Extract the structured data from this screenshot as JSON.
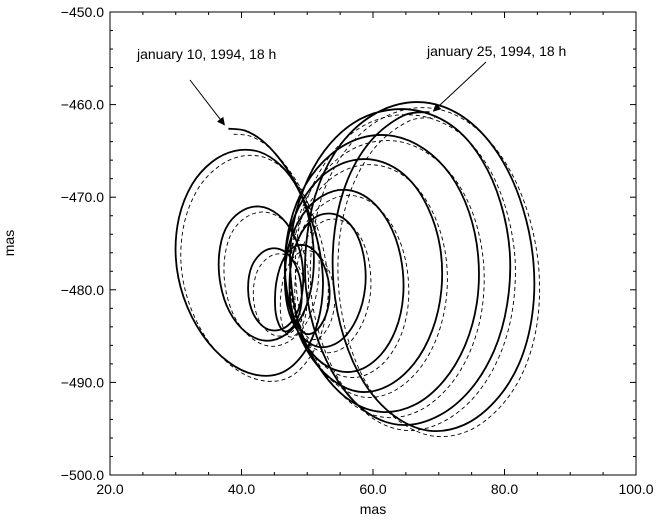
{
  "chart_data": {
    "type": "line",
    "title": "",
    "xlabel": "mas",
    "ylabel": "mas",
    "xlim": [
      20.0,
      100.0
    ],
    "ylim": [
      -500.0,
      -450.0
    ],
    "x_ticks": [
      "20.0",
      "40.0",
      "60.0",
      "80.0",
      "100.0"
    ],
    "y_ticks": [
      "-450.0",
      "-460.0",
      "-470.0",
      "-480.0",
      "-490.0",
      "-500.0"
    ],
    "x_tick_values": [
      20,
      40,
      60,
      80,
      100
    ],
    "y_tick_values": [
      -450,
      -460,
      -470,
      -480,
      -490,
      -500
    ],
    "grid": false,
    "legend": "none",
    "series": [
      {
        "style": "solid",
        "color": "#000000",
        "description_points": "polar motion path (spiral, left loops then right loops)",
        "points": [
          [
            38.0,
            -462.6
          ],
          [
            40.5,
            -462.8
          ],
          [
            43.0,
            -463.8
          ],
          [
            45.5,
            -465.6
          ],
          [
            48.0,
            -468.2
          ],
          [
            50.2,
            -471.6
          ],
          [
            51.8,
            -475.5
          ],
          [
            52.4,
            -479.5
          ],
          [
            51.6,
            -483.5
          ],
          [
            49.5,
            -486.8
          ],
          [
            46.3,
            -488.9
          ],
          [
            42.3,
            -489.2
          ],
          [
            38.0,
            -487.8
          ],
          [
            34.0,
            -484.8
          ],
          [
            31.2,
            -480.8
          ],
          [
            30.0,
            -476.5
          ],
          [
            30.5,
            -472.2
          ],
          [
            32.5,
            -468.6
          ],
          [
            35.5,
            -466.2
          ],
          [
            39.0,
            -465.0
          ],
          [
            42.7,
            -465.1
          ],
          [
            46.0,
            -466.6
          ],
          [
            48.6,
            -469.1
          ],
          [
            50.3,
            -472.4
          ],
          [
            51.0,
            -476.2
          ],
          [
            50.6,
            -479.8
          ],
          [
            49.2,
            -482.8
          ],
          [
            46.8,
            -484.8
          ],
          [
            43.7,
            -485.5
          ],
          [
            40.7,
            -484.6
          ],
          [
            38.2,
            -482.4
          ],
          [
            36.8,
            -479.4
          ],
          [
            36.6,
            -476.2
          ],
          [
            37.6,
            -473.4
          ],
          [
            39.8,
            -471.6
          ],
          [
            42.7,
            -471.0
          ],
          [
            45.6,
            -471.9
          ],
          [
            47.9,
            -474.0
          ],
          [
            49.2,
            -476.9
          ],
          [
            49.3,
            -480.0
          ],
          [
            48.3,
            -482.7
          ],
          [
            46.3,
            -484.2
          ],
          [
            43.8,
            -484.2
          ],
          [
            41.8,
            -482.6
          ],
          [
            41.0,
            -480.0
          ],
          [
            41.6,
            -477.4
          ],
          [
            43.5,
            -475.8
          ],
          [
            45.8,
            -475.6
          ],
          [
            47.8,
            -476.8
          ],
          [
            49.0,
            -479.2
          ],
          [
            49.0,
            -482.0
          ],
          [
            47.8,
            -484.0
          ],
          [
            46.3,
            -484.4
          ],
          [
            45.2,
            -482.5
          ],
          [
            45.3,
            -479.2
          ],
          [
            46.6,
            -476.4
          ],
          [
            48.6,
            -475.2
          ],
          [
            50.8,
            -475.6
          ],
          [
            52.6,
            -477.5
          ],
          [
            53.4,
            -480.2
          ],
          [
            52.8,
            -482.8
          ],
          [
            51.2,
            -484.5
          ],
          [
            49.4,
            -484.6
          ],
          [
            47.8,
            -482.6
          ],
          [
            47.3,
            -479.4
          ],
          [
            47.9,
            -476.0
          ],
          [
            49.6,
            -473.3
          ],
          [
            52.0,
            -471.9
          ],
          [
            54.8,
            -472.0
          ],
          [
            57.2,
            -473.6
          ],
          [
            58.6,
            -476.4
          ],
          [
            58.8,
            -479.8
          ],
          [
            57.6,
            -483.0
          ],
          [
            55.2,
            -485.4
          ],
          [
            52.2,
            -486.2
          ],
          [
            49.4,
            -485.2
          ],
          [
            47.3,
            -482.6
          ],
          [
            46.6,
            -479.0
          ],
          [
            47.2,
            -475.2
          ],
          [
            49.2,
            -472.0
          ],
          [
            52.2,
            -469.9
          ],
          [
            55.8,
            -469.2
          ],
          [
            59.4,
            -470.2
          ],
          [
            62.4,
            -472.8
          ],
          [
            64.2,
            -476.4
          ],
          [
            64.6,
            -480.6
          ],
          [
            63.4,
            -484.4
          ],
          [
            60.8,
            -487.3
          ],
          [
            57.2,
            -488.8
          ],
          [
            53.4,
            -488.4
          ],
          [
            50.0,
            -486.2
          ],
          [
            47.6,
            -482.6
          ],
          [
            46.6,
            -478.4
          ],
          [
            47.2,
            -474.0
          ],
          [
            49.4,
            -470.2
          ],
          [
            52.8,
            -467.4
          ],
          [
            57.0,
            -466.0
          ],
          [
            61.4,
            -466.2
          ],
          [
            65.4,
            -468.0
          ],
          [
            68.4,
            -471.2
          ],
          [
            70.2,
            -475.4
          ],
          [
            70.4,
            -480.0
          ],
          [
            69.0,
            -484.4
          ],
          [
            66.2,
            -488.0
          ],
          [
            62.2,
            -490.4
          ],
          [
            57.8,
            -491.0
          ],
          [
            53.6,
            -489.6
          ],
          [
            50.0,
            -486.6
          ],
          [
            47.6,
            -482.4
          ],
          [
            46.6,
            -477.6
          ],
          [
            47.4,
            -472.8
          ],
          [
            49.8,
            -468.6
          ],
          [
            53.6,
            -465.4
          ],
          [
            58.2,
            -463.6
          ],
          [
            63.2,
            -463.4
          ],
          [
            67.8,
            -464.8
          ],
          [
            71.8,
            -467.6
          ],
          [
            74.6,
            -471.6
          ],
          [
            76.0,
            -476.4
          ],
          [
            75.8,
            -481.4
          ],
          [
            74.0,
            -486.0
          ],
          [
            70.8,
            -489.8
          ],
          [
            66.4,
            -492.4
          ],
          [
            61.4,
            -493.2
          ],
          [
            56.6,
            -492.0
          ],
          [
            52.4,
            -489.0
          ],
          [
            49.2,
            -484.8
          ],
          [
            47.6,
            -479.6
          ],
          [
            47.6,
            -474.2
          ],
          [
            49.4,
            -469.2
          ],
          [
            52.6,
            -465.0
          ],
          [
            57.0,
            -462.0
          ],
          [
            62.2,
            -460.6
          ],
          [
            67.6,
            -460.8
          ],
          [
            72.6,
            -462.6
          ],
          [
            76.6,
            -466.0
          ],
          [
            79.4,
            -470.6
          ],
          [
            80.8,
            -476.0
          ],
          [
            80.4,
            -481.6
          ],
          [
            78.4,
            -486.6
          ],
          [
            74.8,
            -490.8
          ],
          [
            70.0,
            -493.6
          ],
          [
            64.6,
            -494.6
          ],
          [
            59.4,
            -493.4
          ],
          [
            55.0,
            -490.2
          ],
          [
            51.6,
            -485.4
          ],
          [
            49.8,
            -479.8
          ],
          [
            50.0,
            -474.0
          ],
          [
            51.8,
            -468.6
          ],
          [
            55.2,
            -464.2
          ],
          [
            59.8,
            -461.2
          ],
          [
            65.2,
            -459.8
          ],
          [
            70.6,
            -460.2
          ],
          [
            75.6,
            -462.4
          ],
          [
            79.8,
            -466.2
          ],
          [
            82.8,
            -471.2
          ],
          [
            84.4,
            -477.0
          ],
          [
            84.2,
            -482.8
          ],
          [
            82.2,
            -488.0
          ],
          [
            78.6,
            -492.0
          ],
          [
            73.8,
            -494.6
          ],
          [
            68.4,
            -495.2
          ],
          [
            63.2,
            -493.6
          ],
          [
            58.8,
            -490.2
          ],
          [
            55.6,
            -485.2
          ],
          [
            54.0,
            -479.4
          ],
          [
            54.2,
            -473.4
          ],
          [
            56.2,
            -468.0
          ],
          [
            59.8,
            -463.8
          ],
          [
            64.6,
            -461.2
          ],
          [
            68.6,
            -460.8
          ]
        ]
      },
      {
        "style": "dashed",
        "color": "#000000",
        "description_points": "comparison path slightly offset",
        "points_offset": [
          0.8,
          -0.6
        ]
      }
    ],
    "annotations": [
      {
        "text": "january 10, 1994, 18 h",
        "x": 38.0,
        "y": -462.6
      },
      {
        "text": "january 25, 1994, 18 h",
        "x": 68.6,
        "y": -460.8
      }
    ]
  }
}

★ ★ ★ ★

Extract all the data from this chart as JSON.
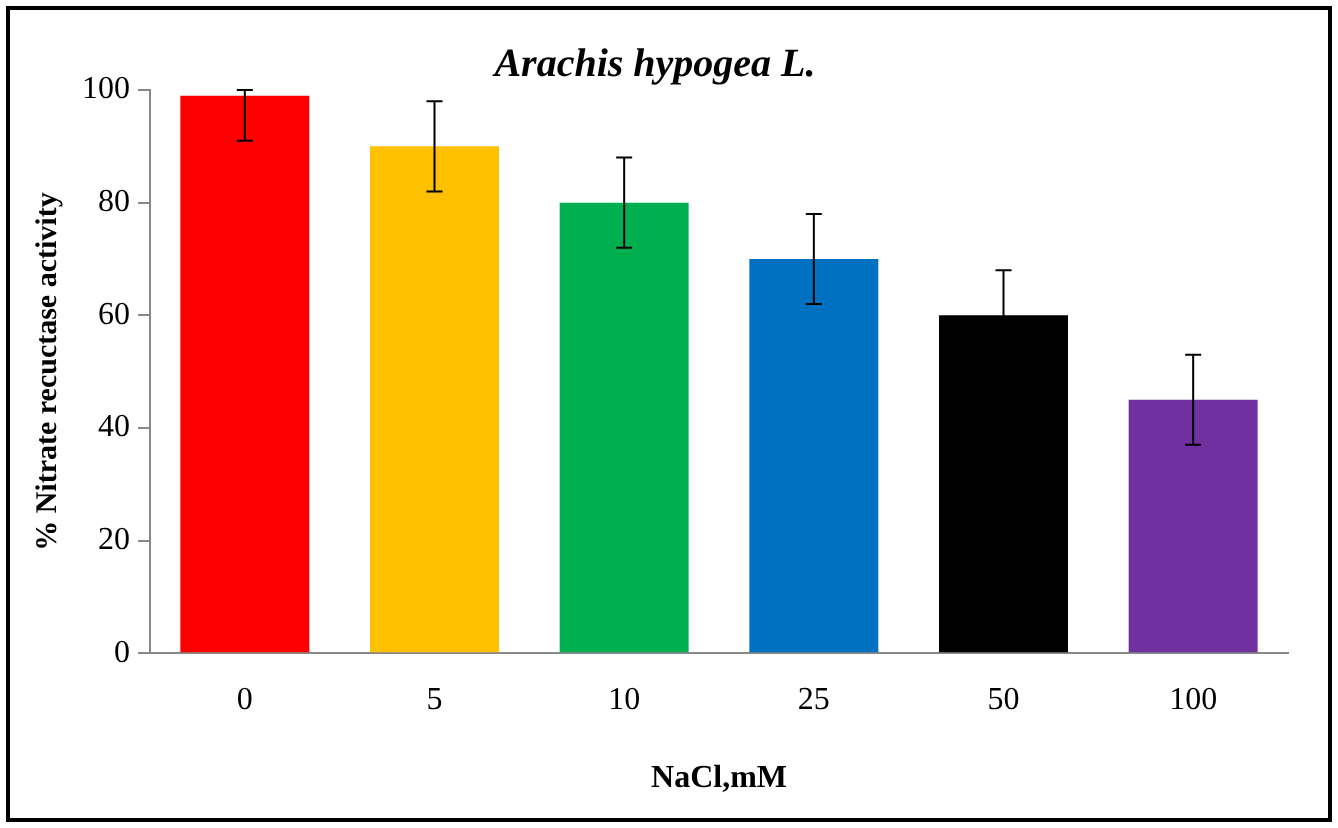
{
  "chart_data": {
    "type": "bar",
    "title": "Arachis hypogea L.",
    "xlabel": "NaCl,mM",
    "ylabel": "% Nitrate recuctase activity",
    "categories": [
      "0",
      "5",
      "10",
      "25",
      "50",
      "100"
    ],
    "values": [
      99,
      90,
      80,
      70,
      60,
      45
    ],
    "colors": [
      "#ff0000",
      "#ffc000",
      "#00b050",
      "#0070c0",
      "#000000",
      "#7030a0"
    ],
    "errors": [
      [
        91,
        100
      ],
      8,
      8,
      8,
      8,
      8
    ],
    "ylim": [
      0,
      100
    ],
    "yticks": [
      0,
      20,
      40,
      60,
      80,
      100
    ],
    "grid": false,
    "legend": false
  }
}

★ ★ ★ ★

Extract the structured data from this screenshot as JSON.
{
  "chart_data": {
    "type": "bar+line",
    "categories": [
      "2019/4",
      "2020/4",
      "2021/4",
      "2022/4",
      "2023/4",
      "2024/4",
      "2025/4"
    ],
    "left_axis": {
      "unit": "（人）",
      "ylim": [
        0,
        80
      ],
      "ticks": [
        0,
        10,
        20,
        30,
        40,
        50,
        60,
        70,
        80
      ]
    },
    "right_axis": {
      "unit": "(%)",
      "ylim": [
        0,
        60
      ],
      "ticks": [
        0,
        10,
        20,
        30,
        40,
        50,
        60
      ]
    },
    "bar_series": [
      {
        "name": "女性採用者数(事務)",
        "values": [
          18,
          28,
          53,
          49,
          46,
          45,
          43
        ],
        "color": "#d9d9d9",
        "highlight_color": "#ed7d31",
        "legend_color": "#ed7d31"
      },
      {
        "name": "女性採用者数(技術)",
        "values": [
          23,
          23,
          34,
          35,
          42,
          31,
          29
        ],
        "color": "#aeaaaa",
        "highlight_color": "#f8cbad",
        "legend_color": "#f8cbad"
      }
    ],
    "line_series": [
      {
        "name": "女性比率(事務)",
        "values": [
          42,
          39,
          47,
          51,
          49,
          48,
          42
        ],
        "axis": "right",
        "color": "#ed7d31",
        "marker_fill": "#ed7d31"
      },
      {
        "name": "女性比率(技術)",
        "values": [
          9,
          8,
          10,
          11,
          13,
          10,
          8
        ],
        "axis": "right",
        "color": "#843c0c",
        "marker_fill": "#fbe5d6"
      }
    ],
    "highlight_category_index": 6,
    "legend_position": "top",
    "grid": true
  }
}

★ ★ ★ ★

The request :: Of all the lines in the listing above, how many include "name"? Write only the number.

Result of this task :: 4